Request: Give only the number of lines in the data that include the string "Quotient".

Given records:
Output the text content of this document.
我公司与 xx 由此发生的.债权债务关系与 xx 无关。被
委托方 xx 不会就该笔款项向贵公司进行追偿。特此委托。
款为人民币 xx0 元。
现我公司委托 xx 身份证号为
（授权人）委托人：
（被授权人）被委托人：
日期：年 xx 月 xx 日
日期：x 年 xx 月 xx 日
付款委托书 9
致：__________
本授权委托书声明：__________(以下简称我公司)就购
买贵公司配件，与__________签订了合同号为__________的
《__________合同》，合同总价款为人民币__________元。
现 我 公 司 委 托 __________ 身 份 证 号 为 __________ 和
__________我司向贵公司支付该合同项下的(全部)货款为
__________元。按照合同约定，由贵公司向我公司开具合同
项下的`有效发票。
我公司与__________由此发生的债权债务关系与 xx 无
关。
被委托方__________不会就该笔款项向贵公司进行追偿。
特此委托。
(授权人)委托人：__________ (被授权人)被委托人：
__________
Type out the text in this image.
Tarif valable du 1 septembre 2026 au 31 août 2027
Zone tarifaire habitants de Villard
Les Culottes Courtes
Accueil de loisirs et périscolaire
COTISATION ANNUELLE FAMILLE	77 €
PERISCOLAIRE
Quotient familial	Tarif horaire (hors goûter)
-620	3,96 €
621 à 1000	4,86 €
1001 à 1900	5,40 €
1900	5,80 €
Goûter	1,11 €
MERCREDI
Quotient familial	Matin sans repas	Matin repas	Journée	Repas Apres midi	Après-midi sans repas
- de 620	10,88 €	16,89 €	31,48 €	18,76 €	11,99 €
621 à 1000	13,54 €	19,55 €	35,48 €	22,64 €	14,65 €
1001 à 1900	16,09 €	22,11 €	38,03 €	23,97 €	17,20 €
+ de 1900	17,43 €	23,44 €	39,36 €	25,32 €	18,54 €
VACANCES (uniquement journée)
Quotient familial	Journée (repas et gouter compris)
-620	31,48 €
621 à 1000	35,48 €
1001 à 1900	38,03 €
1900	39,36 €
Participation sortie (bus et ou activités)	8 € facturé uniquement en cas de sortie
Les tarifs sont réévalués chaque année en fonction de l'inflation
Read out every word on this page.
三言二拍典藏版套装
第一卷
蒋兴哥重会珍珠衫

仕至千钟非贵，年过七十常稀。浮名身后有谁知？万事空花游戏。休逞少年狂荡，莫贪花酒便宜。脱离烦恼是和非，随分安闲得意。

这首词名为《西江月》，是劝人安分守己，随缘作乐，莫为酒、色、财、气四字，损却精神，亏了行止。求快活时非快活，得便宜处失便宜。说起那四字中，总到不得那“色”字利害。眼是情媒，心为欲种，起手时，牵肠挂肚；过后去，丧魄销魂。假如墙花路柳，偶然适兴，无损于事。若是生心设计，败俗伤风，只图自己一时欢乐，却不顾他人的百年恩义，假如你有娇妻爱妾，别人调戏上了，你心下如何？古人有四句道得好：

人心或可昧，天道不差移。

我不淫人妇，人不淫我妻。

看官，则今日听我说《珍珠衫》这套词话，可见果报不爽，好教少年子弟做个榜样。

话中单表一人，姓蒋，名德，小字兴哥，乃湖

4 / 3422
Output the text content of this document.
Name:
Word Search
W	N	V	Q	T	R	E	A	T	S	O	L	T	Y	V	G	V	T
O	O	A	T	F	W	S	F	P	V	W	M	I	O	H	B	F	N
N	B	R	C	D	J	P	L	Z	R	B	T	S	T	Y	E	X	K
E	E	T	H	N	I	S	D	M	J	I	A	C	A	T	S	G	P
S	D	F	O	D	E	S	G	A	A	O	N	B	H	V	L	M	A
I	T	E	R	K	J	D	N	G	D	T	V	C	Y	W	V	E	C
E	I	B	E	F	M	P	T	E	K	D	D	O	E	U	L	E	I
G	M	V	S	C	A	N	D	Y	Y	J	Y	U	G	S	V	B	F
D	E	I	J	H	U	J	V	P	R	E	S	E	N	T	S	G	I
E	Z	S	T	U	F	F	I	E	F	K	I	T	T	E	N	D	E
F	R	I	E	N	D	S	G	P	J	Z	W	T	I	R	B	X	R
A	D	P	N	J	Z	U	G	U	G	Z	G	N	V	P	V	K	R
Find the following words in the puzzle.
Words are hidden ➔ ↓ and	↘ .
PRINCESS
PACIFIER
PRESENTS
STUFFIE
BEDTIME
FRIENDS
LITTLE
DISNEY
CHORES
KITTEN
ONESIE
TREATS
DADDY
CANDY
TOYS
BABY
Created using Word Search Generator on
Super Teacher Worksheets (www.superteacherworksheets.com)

The answer: 3